— start Source records —

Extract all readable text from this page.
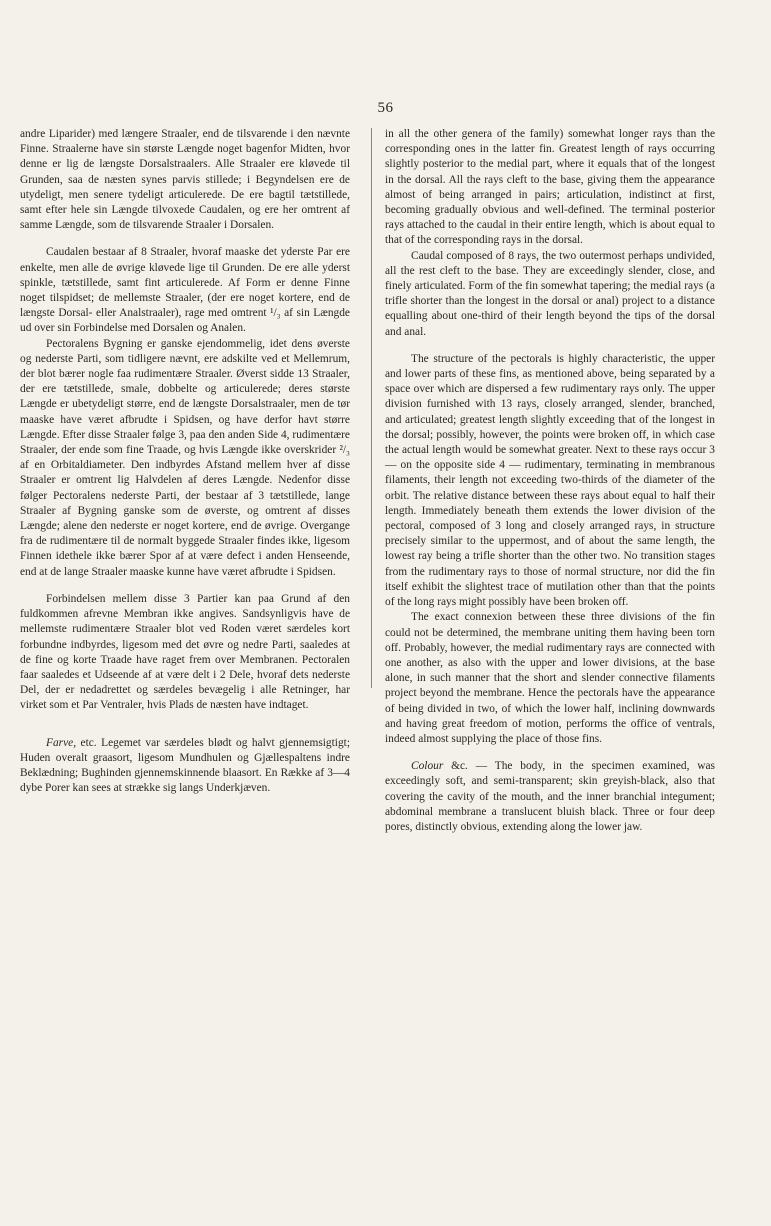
56

andre Liparider) med længere Straaler, end de tilsvarende i den nævnte Finne. Straalerne have sin største Længde noget bagenfor Midten, hvor denne er lig de længste Dorsalstraalers. Alle Straaler ere kløvede til Grunden, saa de næsten synes parvis stillede; i Begyndelsen ere de utydeligt, men senere tydeligt articulerede. De ere bagtil tætstillede, samt efter hele sin Længde tilvoxede Caudalen, og ere her omtrent af samme Længde, som de tilsvarende Straaler i Dorsalen.

Caudalen bestaar af 8 Straaler, hvoraf maaske det yderste Par ere enkelte, men alle de øvrige kløvede lige til Grunden. De ere alle yderst spinkle, tætstillede, samt fint articulerede. Af Form er denne Finne noget tilspidset; de mellemste Straaler, (der ere noget kortere, end de længste Dorsal- eller Analstraaler), rage med omtrent ¹/₃ af sin Længde ud over sin Forbindelse med Dorsalen og Analen.

Pectoralens Bygning er ganske ejendommelig, idet dens øverste og nederste Parti, som tidligere nævnt, ere adskilte ved et Mellemrum, der blot bærer nogle faa rudimentære Straaler. Øverst sidde 13 Straaler, der ere tætstillede, smale, dobbelte og articulerede; deres største Længde er ubetydeligt større, end de længste Dorsalstraaler, men de tør maaske have været afbrudte i Spidsen, og have derfor havt større Længde. Efter disse Straaler følge 3, paa den anden Side 4, rudimentære Straaler, der ende som fine Traade, og hvis Længde ikke overskrider ²/₃ af en Orbitaldiameter. Den indbyrdes Afstand mellem hver af disse Straaler er omtrent lig Halvdelen af deres Længde. Nedenfor disse følger Pectoralens nederste Parti, der bestaar af 3 tætstillede, lange Straaler af Bygning ganske som de øverste, og omtrent af disses Længde; alene den nederste er noget kortere, end de øvrige. Overgange fra de rudimentære til de normalt byggede Straaler findes ikke, ligesom Finnen idethele ikke bærer Spor af at være defect i anden Henseende, end at de lange Straaler maaske kunne have været afbrudte i Spidsen.

Forbindelsen mellem disse 3 Partier kan paa Grund af den fuldkommen afrevne Membran ikke angives. Sandsynligvis have de mellemste rudimentære Straaler blot ved Roden været særdeles kort forbundne indbyrdes, ligesom med det øvre og nedre Parti, saaledes at de fine og korte Traade have raget frem over Membranen. Pectoralen faar saaledes et Udseende af at være delt i 2 Dele, hvoraf dets nederste Del, der er nedadrettet og særdeles bevægelig i alle Retninger, har virket som et Par Ventraler, hvis Plads de næsten have indtaget.

Farve, etc. Legemet var særdeles blødt og halvt gjennemsigtigt; Huden overalt graasort, ligesom Mundhulen og Gjællespaltens indre Beklædning; Bughinden gjennemskinnende blaasort. En Række af 3—4 dybe Porer kan sees at strække sig langs Underkjæven.

in all the other genera of the family) somewhat longer rays than the corresponding ones in the latter fin. Greatest length of rays occurring slightly posterior to the medial part, where it equals that of the longest in the dorsal. All the rays cleft to the base, giving them the appearance almost of being arranged in pairs; articulation, indistinct at first, becoming gradually obvious and well-defined. The terminal posterior rays attached to the caudal in their entire length, which is about equal to that of the corresponding rays in the dorsal.

Caudal composed of 8 rays, the two outermost perhaps undivided, all the rest cleft to the base. They are exceedingly slender, close, and finely articulated. Form of the fin somewhat tapering; the medial rays (a trifle shorter than the longest in the dorsal or anal) project to a distance equalling about one-third of their length beyond the tips of the dorsal and anal.

The structure of the pectorals is highly characteristic, the upper and lower parts of these fins, as mentioned above, being separated by a space over which are dispersed a few rudimentary rays only. The upper division furnished with 13 rays, closely arranged, slender, branched, and articulated; greatest length slightly exceeding that of the longest in the dorsal; possibly, however, the points were broken off, in which case the actual length would be somewhat greater. Next to these rays occur 3 — on the opposite side 4 — rudimentary, terminating in membranous filaments, their length not exceeding two-thirds of the diameter of the orbit. The relative distance between these rays about equal to half their length. Immediately beneath them extends the lower division of the pectoral, composed of 3 long and closely arranged rays, in structure precisely similar to the uppermost, and of about the same length, the lowest ray being a trifle shorter than the other two. No transition stages from the rudimentary rays to those of normal structure, nor did the fin itself exhibit the slightest trace of mutilation other than that the points of the long rays might possibly have been broken off.

The exact connexion between these three divisions of the fin could not be determined, the membrane uniting them having been torn off. Probably, however, the medial rudimentary rays are connected with one another, as also with the upper and lower divisions, at the base alone, in such manner that the short and slender connective filaments project beyond the membrane. Hence the pectorals have the appearance of being divided in two, of which the lower half, inclining downwards and having great freedom of motion, performs the office of ventrals, indeed almost supplying the place of those fins.

Colour &c. — The body, in the specimen examined, was exceedingly soft, and semi-transparent; skin greyish-black, also that covering the cavity of the mouth, and the inner branchial integument; abdominal membrane a translucent bluish black. Three or four deep pores, distinctly obvious, extending along the lower jaw.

— end Source records —

What you should do:
Gather from the records above every line containing the string "hvoraf".

Exercise response:
Caudalen bestaar af 8 Straaler, hvoraf maaske det yderste Par ere enkelte, men alle de øvrige kløvede lige til Grunden. De ere alle yderst spinkle, tætstillede, samt fint articulerede. Af Form er denne Finne noget tilspidset; de mellemste Straaler, (der ere noget kortere, end de længste Dorsal- eller Analstraaler), rage med omtrent ¹/₃ af sin Længde ud over sin Forbindelse med Dorsalen og Analen.
Forbindelsen mellem disse 3 Partier kan paa Grund af den fuldkommen afrevne Membran ikke angives. Sandsynligvis have de mellemste rudimentære Straaler blot ved Roden været særdeles kort forbundne indbyrdes, ligesom med det øvre og nedre Parti, saaledes at de fine og korte Traade have raget frem over Membranen. Pectoralen faar saaledes et Udseende af at være delt i 2 Dele, hvoraf dets nederste Del, der er nedadrettet og særdeles bevægelig i alle Retninger, har virket som et Par Ventraler, hvis Plads de næsten have indtaget.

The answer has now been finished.